(Data records)
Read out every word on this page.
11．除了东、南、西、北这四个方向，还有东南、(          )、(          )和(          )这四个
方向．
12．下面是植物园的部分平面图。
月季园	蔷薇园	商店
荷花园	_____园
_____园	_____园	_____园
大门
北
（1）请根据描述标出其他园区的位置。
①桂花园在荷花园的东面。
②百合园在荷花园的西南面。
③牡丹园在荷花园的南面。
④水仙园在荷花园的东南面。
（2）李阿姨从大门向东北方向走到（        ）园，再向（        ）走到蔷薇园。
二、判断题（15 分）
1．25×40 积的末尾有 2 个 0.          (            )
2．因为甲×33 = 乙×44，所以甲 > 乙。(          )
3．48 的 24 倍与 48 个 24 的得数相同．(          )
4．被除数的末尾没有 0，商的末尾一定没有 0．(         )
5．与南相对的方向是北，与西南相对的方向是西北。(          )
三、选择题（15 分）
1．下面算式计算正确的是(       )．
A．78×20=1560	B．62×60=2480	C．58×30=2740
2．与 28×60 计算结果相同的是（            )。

**TASK TO CARRY OUT:**
Quote each line of the listing above exactly.

**TASK ANSWER:**
Read out every word on this page.
11．除了东、南、西、北这四个方向，还有东南、(          )、(          )和(          )这四个
方向．
12．下面是植物园的部分平面图。
月季园	蔷薇园	商店
荷花园	_____园
_____园	_____园	_____园
大门
北
（1）请根据描述标出其他园区的位置。
①桂花园在荷花园的东面。
②百合园在荷花园的西南面。
③牡丹园在荷花园的南面。
④水仙园在荷花园的东南面。
（2）李阿姨从大门向东北方向走到（        ）园，再向（        ）走到蔷薇园。
二、判断题（15 分）
1．25×40 积的末尾有 2 个 0.          (            )
2．因为甲×33 = 乙×44，所以甲 > 乙。(          )
3．48 的 24 倍与 48 个 24 的得数相同．(          )
4．被除数的末尾没有 0，商的末尾一定没有 0．(         )
5．与南相对的方向是北，与西南相对的方向是西北。(          )
三、选择题（15 分）
1．下面算式计算正确的是(       )．
A．78×20=1560	B．62×60=2480	C．58×30=2740
2．与 28×60 计算结果相同的是（            )。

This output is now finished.